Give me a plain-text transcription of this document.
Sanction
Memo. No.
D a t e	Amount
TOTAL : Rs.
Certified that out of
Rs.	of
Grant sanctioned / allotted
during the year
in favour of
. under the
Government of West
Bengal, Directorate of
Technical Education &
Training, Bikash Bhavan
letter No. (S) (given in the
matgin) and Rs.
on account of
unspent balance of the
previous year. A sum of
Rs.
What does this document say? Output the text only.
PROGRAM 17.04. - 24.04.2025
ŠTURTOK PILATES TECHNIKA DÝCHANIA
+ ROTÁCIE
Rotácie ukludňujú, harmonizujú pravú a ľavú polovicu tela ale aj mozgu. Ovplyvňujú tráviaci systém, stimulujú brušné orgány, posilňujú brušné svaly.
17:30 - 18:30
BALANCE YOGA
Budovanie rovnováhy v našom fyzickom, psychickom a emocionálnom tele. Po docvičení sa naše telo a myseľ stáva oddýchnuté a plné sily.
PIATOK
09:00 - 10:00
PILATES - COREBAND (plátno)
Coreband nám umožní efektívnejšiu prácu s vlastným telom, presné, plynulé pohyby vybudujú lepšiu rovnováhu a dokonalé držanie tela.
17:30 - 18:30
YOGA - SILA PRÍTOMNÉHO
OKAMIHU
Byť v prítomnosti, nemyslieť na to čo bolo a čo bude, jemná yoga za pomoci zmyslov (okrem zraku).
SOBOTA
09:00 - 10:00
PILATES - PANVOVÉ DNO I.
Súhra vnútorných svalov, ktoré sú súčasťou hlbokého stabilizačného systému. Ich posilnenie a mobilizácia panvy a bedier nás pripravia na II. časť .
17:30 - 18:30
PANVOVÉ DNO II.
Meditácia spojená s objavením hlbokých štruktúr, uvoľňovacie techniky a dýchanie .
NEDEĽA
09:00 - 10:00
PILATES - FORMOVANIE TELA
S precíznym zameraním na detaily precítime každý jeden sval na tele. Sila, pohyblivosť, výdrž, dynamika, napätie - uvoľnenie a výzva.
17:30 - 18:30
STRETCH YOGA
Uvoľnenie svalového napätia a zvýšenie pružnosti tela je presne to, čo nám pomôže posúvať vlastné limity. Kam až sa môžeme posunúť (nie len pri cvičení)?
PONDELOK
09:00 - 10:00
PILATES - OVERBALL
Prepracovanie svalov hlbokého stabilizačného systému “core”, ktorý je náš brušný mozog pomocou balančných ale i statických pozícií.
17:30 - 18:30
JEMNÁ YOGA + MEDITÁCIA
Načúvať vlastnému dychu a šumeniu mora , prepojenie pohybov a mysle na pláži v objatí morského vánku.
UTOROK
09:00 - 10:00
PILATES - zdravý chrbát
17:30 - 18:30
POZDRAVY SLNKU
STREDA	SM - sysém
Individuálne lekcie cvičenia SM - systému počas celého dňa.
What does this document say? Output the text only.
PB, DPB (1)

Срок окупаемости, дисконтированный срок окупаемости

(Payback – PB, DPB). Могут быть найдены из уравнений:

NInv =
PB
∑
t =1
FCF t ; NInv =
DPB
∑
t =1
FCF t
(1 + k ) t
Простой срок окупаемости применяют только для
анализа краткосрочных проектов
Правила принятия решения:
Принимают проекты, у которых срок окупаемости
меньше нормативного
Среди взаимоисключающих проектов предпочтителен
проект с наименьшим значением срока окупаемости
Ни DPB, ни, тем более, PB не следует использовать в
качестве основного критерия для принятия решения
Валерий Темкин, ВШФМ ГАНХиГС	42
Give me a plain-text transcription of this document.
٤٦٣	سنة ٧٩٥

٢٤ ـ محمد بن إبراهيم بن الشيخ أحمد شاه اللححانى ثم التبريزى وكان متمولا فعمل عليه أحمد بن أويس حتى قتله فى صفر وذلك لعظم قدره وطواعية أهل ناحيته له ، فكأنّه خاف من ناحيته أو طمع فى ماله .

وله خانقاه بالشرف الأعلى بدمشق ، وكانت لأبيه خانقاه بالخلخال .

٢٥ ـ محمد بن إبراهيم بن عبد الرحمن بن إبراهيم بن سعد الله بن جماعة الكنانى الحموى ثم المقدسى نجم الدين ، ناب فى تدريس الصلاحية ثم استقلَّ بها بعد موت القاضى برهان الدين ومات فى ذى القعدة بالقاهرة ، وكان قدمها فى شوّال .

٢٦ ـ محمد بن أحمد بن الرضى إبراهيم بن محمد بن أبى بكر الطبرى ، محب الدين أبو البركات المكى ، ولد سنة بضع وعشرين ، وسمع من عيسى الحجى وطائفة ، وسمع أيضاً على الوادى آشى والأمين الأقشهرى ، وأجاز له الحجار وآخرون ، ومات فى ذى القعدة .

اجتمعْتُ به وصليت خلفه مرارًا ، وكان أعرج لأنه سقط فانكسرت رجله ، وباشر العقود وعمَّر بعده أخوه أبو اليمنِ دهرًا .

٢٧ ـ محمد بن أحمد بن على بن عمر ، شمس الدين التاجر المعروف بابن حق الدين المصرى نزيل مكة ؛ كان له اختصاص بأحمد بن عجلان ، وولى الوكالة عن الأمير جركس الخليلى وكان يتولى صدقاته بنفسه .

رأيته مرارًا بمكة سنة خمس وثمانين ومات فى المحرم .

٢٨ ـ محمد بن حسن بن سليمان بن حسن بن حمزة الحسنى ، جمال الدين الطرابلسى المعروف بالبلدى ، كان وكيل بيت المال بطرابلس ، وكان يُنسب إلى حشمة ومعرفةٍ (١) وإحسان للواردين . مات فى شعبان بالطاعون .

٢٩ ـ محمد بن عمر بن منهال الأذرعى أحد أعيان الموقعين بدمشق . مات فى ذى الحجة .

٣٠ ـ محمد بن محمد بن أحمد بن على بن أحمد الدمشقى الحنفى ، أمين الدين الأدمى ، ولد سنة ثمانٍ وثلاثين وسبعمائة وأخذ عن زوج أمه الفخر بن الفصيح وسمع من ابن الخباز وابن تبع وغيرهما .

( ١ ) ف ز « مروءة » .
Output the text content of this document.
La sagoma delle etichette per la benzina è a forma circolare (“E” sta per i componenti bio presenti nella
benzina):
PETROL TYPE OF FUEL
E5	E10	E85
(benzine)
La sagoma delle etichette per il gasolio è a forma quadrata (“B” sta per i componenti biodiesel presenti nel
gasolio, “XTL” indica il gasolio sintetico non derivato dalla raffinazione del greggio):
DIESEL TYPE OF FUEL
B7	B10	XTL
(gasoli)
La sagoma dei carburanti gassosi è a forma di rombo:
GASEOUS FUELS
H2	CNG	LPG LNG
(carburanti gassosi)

--------------------------------

- [Directive]:
Where a line contains "systému", copy that line.

- [Answer to the task]:
Súhra vnútorných svalov, ktoré sú súčasťou hlbokého stabilizačného systému. Ich posilnenie a mobilizácia panvy a bedier nás pripravia na II. časť .
Prepracovanie svalov hlbokého stabilizačného systému “core”, ktorý je náš brušný mozog pomocou balančných ale i statických pozícií.
Individuálne lekcie cvičenia SM - systému počas celého dňa.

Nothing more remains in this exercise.